* START LISTING *
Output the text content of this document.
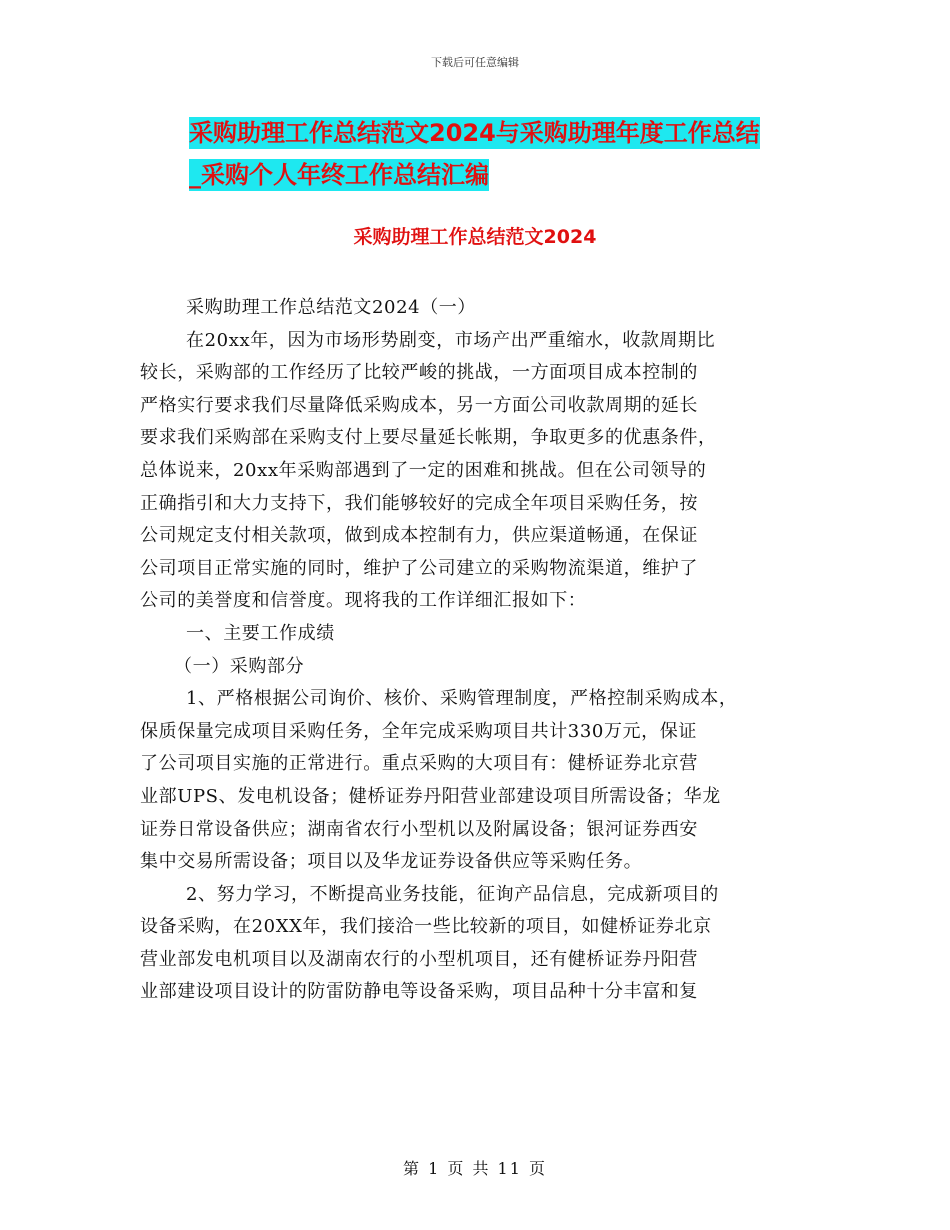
下载后可任意编辑
采购助理工作总结范文2024与采购助理年度工作总结
_采购个人年终工作总结汇编
采购助理工作总结范文2024
采购助理工作总结范文2024（一）
在20xx年，因为市场形势剧变，市场产出严重缩水，收款周期比
较长，采购部的工作经历了比较严峻的挑战，一方面项目成本控制的
严格实行要求我们尽量降低采购成本，另一方面公司收款周期的延长
要求我们采购部在采购支付上要尽量延长帐期，争取更多的优惠条件，
总体说来，20xx年采购部遇到了一定的困难和挑战。但在公司领导的
正确指引和大力支持下，我们能够较好的完成全年项目采购任务，按
公司规定支付相关款项，做到成本控制有力，供应渠道畅通，在保证
公司项目正常实施的同时，维护了公司建立的采购物流渠道，维护了
公司的美誉度和信誉度。现将我的工作详细汇报如下：
一、主要工作成绩
（一）采购部分
1、严格根据公司询价、核价、采购管理制度，严格控制采购成本，
保质保量完成项目采购任务，全年完成采购项目共计330万元，保证
了公司项目实施的正常进行。重点采购的大项目有：健桥证券北京营
业部UPS、发电机设备；健桥证券丹阳营业部建设项目所需设备；华龙
证券日常设备供应；湖南省农行小型机以及附属设备；银河证券西安
集中交易所需设备；项目以及华龙证券设备供应等采购任务。
2、努力学习，不断提高业务技能，征询产品信息，完成新项目的
设备采购，在20XX年，我们接洽一些比较新的项目，如健桥证券北京
营业部发电机项目以及湖南农行的小型机项目，还有健桥证券丹阳营
业部建设项目设计的防雷防静电等设备采购，项目品种十分丰富和复
第 1 页 共 11 页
* END LISTING *
◆ **GIVEN INSTRUCTION**: Quote the entries above word for word. Leave the images out.

◆ **FINAL RESULT**:
Output the text content of this document.
下载后可任意编辑
采购助理工作总结范文2024与采购助理年度工作总结
_采购个人年终工作总结汇编
采购助理工作总结范文2024
采购助理工作总结范文2024（一）
在20xx年，因为市场形势剧变，市场产出严重缩水，收款周期比
较长，采购部的工作经历了比较严峻的挑战，一方面项目成本控制的
严格实行要求我们尽量降低采购成本，另一方面公司收款周期的延长
要求我们采购部在采购支付上要尽量延长帐期，争取更多的优惠条件，
总体说来，20xx年采购部遇到了一定的困难和挑战。但在公司领导的
正确指引和大力支持下，我们能够较好的完成全年项目采购任务，按
公司规定支付相关款项，做到成本控制有力，供应渠道畅通，在保证
公司项目正常实施的同时，维护了公司建立的采购物流渠道，维护了
公司的美誉度和信誉度。现将我的工作详细汇报如下：
一、主要工作成绩
（一）采购部分
1、严格根据公司询价、核价、采购管理制度，严格控制采购成本，
保质保量完成项目采购任务，全年完成采购项目共计330万元，保证
了公司项目实施的正常进行。重点采购的大项目有：健桥证券北京营
业部UPS、发电机设备；健桥证券丹阳营业部建设项目所需设备；华龙
证券日常设备供应；湖南省农行小型机以及附属设备；银河证券西安
集中交易所需设备；项目以及华龙证券设备供应等采购任务。
2、努力学习，不断提高业务技能，征询产品信息，完成新项目的
设备采购，在20XX年，我们接洽一些比较新的项目，如健桥证券北京
营业部发电机项目以及湖南农行的小型机项目，还有健桥证券丹阳营
业部建设项目设计的防雷防静电等设备采购，项目品种十分丰富和复
第 1 页 共 11 页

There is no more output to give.